▶ What is required
Copy every line, leaving nothing out and adding nothing.
** START Records shown **
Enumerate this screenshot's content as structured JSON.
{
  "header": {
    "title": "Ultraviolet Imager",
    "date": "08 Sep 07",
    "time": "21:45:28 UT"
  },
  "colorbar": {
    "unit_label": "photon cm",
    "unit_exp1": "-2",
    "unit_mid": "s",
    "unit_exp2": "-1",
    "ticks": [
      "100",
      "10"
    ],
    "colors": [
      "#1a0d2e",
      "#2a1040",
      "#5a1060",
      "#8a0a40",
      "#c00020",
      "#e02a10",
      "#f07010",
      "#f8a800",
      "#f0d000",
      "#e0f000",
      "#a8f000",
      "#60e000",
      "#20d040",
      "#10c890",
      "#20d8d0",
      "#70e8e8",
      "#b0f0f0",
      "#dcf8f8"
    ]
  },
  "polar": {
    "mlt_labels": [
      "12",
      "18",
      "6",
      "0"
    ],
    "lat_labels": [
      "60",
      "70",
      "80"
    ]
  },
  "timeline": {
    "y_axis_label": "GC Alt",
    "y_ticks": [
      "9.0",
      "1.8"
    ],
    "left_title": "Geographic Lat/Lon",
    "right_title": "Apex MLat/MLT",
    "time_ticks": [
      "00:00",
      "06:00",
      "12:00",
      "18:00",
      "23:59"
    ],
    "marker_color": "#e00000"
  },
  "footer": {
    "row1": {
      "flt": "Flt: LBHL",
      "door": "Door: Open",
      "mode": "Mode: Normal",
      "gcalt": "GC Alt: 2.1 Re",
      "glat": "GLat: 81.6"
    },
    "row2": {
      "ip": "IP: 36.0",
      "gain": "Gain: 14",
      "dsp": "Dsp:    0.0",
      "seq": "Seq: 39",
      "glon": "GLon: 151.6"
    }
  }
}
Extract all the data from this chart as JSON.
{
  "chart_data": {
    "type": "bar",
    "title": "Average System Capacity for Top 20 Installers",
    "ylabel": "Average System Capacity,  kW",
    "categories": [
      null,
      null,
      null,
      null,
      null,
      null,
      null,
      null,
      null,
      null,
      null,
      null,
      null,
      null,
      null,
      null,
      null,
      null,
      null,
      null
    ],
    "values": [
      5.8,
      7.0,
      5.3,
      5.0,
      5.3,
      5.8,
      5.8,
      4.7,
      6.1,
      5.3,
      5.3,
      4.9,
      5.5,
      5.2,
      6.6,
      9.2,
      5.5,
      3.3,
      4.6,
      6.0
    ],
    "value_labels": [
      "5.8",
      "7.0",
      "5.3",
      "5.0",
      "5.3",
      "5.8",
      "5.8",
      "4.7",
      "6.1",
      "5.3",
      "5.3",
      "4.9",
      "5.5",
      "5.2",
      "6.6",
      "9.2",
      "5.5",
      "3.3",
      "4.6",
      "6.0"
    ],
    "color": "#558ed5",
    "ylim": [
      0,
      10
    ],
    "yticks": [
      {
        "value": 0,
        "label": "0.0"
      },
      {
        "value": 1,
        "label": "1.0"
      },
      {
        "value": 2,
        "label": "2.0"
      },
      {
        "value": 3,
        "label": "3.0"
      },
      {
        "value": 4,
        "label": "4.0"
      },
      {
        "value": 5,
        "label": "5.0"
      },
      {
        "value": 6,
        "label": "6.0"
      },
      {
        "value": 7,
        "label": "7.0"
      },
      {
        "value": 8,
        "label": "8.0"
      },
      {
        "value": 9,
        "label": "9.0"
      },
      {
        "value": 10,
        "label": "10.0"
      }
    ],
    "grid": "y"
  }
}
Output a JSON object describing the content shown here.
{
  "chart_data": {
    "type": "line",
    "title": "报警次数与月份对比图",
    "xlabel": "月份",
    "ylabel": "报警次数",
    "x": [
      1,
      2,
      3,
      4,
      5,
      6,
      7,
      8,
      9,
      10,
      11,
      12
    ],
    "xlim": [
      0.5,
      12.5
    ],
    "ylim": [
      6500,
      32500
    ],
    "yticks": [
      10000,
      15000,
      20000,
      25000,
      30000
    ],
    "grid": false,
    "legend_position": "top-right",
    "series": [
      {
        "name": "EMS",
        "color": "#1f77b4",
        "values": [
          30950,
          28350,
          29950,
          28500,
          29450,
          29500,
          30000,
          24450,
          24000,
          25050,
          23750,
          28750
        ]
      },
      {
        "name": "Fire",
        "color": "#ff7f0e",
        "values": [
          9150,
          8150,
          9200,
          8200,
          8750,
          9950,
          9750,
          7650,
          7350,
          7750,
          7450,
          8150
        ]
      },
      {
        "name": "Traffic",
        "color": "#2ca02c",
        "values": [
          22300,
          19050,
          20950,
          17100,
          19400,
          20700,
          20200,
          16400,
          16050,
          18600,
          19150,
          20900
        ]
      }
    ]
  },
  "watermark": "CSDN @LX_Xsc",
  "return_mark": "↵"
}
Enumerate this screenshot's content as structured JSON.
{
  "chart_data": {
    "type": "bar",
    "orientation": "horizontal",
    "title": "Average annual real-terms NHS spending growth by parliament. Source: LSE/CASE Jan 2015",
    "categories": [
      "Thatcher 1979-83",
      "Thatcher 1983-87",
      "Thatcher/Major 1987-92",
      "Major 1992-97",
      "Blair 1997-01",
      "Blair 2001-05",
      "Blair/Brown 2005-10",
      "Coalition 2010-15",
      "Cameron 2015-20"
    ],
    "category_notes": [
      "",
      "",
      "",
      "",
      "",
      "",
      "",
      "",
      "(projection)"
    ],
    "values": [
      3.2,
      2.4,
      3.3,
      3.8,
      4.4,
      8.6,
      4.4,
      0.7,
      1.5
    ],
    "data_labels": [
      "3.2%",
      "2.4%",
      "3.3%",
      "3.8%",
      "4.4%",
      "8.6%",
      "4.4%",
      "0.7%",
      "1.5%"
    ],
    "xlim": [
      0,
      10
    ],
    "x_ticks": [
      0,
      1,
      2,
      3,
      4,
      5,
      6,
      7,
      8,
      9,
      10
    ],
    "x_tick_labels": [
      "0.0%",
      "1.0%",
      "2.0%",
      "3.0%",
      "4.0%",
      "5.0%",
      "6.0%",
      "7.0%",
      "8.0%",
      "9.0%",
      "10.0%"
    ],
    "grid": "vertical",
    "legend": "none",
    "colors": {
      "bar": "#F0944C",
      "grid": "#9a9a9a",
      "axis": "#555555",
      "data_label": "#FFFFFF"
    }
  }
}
** END Records shown **
▶ Finished task
Enumerate this screenshot's content as structured JSON.
{
  "header": {
    "title": "Ultraviolet Imager",
    "date": "08 Sep 07",
    "time": "21:45:28 UT"
  },
  "colorbar": {
    "unit_label": "photon cm",
    "unit_exp1": "-2",
    "unit_mid": "s",
    "unit_exp2": "-1",
    "ticks": [
      "100",
      "10"
    ],
    "colors": [
      "#1a0d2e",
      "#2a1040",
      "#5a1060",
      "#8a0a40",
      "#c00020",
      "#e02a10",
      "#f07010",
      "#f8a800",
      "#f0d000",
      "#e0f000",
      "#a8f000",
      "#60e000",
      "#20d040",
      "#10c890",
      "#20d8d0",
      "#70e8e8",
      "#b0f0f0",
      "#dcf8f8"
    ]
  },
  "polar": {
    "mlt_labels": [
      "12",
      "18",
      "6",
      "0"
    ],
    "lat_labels": [
      "60",
      "70",
      "80"
    ]
  },
  "timeline": {
    "y_axis_label": "GC Alt",
    "y_ticks": [
      "9.0",
      "1.8"
    ],
    "left_title": "Geographic Lat/Lon",
    "right_title": "Apex MLat/MLT",
    "time_ticks": [
      "00:00",
      "06:00",
      "12:00",
      "18:00",
      "23:59"
    ],
    "marker_color": "#e00000"
  },
  "footer": {
    "row1": {
      "flt": "Flt: LBHL",
      "door": "Door: Open",
      "mode": "Mode: Normal",
      "gcalt": "GC Alt: 2.1 Re",
      "glat": "GLat: 81.6"
    },
    "row2": {
      "ip": "IP: 36.0",
      "gain": "Gain: 14",
      "dsp": "Dsp:    0.0",
      "seq": "Seq: 39",
      "glon": "GLon: 151.6"
    }
  }
}
Extract all the data from this chart as JSON.
{
  "chart_data": {
    "type": "bar",
    "title": "Average System Capacity for Top 20 Installers",
    "ylabel": "Average System Capacity,  kW",
    "categories": [
      null,
      null,
      null,
      null,
      null,
      null,
      null,
      null,
      null,
      null,
      null,
      null,
      null,
      null,
      null,
      null,
      null,
      null,
      null,
      null
    ],
    "values": [
      5.8,
      7.0,
      5.3,
      5.0,
      5.3,
      5.8,
      5.8,
      4.7,
      6.1,
      5.3,
      5.3,
      4.9,
      5.5,
      5.2,
      6.6,
      9.2,
      5.5,
      3.3,
      4.6,
      6.0
    ],
    "value_labels": [
      "5.8",
      "7.0",
      "5.3",
      "5.0",
      "5.3",
      "5.8",
      "5.8",
      "4.7",
      "6.1",
      "5.3",
      "5.3",
      "4.9",
      "5.5",
      "5.2",
      "6.6",
      "9.2",
      "5.5",
      "3.3",
      "4.6",
      "6.0"
    ],
    "color": "#558ed5",
    "ylim": [
      0,
      10
    ],
    "yticks": [
      {
        "value": 0,
        "label": "0.0"
      },
      {
        "value": 1,
        "label": "1.0"
      },
      {
        "value": 2,
        "label": "2.0"
      },
      {
        "value": 3,
        "label": "3.0"
      },
      {
        "value": 4,
        "label": "4.0"
      },
      {
        "value": 5,
        "label": "5.0"
      },
      {
        "value": 6,
        "label": "6.0"
      },
      {
        "value": 7,
        "label": "7.0"
      },
      {
        "value": 8,
        "label": "8.0"
      },
      {
        "value": 9,
        "label": "9.0"
      },
      {
        "value": 10,
        "label": "10.0"
      }
    ],
    "grid": "y"
  }
}
Output a JSON object describing the content shown here.
{
  "chart_data": {
    "type": "line",
    "title": "报警次数与月份对比图",
    "xlabel": "月份",
    "ylabel": "报警次数",
    "x": [
      1,
      2,
      3,
      4,
      5,
      6,
      7,
      8,
      9,
      10,
      11,
      12
    ],
    "xlim": [
      0.5,
      12.5
    ],
    "ylim": [
      6500,
      32500
    ],
    "yticks": [
      10000,
      15000,
      20000,
      25000,
      30000
    ],
    "grid": false,
    "legend_position": "top-right",
    "series": [
      {
        "name": "EMS",
        "color": "#1f77b4",
        "values": [
          30950,
          28350,
          29950,
          28500,
          29450,
          29500,
          30000,
          24450,
          24000,
          25050,
          23750,
          28750
        ]
      },
      {
        "name": "Fire",
        "color": "#ff7f0e",
        "values": [
          9150,
          8150,
          9200,
          8200,
          8750,
          9950,
          9750,
          7650,
          7350,
          7750,
          7450,
          8150
        ]
      },
      {
        "name": "Traffic",
        "color": "#2ca02c",
        "values": [
          22300,
          19050,
          20950,
          17100,
          19400,
          20700,
          20200,
          16400,
          16050,
          18600,
          19150,
          20900
        ]
      }
    ]
  },
  "watermark": "CSDN @LX_Xsc",
  "return_mark": "↵"
}
Enumerate this screenshot's content as structured JSON.
{
  "chart_data": {
    "type": "bar",
    "orientation": "horizontal",
    "title": "Average annual real-terms NHS spending growth by parliament. Source: LSE/CASE Jan 2015",
    "categories": [
      "Thatcher 1979-83",
      "Thatcher 1983-87",
      "Thatcher/Major 1987-92",
      "Major 1992-97",
      "Blair 1997-01",
      "Blair 2001-05",
      "Blair/Brown 2005-10",
      "Coalition 2010-15",
      "Cameron 2015-20"
    ],
    "category_notes": [
      "",
      "",
      "",
      "",
      "",
      "",
      "",
      "",
      "(projection)"
    ],
    "values": [
      3.2,
      2.4,
      3.3,
      3.8,
      4.4,
      8.6,
      4.4,
      0.7,
      1.5
    ],
    "data_labels": [
      "3.2%",
      "2.4%",
      "3.3%",
      "3.8%",
      "4.4%",
      "8.6%",
      "4.4%",
      "0.7%",
      "1.5%"
    ],
    "xlim": [
      0,
      10
    ],
    "x_ticks": [
      0,
      1,
      2,
      3,
      4,
      5,
      6,
      7,
      8,
      9,
      10
    ],
    "x_tick_labels": [
      "0.0%",
      "1.0%",
      "2.0%",
      "3.0%",
      "4.0%",
      "5.0%",
      "6.0%",
      "7.0%",
      "8.0%",
      "9.0%",
      "10.0%"
    ],
    "grid": "vertical",
    "legend": "none",
    "colors": {
      "bar": "#F0944C",
      "grid": "#9a9a9a",
      "axis": "#555555",
      "data_label": "#FFFFFF"
    }
  }
}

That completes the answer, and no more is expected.